- Stored records

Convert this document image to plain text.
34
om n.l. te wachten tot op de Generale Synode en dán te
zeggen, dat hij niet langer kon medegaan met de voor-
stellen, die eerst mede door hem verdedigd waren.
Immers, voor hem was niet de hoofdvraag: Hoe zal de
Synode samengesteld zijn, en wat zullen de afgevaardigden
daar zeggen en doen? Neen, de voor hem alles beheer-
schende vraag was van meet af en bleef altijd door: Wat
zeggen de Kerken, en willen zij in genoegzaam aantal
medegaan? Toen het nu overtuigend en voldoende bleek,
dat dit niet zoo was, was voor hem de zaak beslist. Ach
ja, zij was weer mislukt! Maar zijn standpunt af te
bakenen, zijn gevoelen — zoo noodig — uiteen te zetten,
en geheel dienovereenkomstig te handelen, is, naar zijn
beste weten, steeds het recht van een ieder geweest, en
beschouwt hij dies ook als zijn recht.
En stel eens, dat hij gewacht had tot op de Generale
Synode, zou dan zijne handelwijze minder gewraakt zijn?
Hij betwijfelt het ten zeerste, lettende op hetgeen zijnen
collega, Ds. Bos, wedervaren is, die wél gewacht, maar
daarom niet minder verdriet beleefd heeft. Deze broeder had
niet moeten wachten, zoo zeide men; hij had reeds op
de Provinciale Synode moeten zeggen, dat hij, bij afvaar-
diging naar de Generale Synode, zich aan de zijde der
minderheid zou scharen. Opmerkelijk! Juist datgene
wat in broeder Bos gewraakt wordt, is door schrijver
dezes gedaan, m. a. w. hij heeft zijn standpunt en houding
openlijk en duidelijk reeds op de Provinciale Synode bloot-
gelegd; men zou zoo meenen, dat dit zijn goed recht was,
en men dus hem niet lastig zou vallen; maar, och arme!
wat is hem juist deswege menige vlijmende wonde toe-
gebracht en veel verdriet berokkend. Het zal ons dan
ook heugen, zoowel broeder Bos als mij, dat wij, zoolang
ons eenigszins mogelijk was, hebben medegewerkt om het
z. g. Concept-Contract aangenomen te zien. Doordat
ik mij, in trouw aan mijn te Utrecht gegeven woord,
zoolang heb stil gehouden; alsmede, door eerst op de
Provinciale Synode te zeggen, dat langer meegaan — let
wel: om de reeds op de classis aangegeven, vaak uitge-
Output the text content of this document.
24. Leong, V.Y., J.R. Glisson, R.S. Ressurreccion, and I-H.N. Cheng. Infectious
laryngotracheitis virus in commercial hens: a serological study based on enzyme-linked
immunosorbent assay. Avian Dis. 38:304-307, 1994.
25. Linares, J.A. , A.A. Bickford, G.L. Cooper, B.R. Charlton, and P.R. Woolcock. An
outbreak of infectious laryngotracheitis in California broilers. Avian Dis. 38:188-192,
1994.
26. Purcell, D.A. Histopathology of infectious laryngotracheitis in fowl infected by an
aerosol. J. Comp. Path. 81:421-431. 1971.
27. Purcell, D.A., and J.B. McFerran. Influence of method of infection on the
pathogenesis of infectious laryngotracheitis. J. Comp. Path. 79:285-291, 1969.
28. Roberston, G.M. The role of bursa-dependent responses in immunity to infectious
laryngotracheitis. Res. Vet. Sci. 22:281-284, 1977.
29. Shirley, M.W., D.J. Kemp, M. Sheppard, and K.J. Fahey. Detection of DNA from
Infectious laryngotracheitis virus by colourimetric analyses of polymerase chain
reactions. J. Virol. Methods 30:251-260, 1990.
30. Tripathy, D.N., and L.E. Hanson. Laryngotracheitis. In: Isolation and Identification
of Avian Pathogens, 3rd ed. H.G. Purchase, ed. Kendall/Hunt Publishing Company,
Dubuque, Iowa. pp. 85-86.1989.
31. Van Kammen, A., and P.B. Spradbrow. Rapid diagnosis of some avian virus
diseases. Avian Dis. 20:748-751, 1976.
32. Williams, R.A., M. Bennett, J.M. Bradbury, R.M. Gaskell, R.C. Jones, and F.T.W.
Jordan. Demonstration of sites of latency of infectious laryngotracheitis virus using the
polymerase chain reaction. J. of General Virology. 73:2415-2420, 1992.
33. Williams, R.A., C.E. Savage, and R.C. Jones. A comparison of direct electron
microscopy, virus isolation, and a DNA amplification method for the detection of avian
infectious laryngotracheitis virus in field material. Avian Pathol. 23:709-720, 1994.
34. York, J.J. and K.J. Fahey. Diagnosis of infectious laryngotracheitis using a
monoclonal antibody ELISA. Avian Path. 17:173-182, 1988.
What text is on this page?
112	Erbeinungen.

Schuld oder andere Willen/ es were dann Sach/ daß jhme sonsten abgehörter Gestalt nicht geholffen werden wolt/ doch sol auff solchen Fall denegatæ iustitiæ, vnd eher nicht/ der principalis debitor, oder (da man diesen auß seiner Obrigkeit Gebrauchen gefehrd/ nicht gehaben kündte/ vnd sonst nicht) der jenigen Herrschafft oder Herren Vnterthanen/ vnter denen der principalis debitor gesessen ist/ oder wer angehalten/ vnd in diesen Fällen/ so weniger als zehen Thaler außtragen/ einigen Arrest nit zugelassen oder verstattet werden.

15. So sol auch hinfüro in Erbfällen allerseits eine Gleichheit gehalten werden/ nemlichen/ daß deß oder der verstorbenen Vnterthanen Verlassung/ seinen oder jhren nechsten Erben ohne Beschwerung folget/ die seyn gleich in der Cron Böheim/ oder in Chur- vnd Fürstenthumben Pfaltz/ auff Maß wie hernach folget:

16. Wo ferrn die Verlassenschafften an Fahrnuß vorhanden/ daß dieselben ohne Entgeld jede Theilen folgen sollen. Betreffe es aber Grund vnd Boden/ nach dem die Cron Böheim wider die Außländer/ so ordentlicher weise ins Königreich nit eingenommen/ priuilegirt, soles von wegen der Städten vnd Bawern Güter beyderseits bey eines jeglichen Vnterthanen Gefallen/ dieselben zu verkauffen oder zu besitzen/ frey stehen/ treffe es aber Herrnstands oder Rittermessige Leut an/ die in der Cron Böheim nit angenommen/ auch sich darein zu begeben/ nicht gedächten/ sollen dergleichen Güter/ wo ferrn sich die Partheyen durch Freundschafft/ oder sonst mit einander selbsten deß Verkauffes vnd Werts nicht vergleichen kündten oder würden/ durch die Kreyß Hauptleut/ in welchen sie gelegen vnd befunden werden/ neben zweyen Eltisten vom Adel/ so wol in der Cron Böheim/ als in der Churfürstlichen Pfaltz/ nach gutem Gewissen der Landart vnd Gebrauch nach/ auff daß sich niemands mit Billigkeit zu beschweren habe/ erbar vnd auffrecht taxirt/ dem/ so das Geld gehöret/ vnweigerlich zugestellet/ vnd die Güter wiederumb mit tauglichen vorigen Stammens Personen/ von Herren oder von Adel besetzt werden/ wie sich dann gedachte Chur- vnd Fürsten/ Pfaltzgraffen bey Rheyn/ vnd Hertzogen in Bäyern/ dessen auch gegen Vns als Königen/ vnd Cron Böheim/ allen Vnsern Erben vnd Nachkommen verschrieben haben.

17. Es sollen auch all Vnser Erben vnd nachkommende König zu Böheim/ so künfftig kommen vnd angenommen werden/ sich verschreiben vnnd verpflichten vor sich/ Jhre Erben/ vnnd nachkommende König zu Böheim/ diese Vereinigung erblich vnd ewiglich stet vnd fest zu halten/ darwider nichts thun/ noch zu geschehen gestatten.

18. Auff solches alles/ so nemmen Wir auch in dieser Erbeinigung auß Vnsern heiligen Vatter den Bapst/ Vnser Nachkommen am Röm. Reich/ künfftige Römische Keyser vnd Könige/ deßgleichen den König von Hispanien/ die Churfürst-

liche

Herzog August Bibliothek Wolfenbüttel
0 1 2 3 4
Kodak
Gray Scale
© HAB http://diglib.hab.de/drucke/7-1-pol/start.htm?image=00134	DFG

- WHAT THIS TASK INVOLVES
Count the lines in the preceding entries that contain the string "reeds", and state only the resulting number.

- RESPONSE BELOW
3